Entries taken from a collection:
========

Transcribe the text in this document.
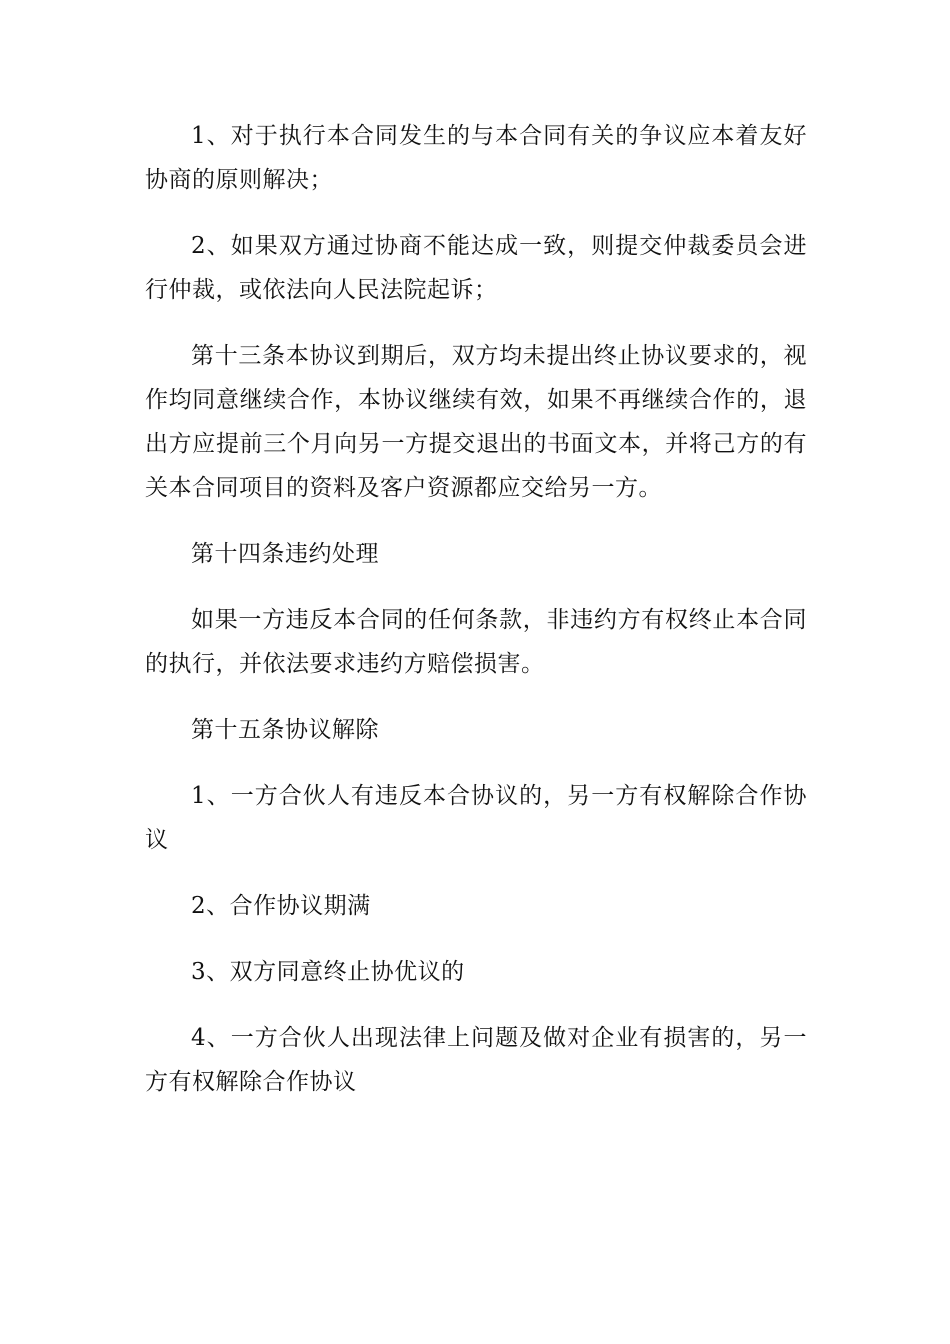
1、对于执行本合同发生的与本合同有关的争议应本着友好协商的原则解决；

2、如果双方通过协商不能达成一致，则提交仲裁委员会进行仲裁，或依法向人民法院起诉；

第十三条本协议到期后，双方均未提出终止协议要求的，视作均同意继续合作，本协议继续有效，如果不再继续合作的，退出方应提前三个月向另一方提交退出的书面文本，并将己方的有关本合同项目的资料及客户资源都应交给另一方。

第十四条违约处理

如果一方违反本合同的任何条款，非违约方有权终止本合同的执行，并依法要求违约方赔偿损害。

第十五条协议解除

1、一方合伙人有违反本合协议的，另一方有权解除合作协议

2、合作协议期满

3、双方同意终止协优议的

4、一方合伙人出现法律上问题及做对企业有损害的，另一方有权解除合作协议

========

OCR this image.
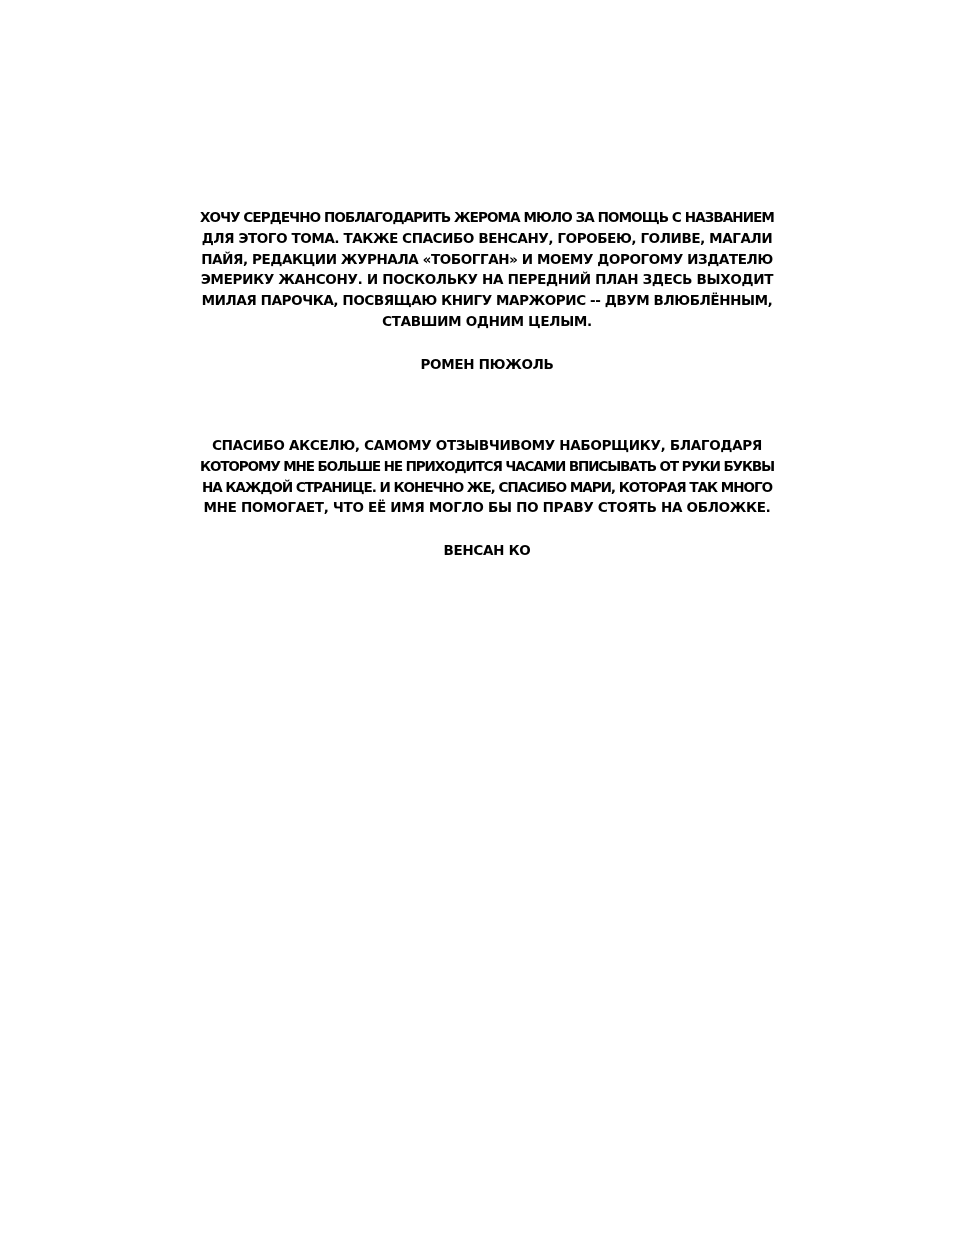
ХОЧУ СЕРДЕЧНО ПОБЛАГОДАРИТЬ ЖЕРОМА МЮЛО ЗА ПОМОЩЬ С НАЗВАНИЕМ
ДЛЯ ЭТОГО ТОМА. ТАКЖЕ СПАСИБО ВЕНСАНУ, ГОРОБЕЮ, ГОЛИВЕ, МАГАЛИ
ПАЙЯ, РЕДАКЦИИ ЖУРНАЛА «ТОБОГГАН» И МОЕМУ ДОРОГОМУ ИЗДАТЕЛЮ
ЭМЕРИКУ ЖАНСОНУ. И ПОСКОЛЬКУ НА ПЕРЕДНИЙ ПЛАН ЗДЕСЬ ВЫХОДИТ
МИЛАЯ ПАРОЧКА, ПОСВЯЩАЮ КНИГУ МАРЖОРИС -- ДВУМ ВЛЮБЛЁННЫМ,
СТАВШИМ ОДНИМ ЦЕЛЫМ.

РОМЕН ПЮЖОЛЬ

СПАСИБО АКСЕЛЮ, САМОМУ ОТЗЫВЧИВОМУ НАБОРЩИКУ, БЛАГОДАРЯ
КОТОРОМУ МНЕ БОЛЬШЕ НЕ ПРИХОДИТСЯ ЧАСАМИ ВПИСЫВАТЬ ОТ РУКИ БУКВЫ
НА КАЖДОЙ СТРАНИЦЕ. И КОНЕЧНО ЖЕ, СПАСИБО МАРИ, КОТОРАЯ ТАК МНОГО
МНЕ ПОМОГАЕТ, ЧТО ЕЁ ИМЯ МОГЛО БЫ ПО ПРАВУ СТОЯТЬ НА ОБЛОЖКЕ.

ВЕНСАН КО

========

Where a line in the entries holds the word "另一方有权解除合作协议", copy that line.

# IN RESPONSE
1、一方合伙人有违反本合协议的，另一方有权解除合作协议
4、一方合伙人出现法律上问题及做对企业有损害的，另一方有权解除合作协议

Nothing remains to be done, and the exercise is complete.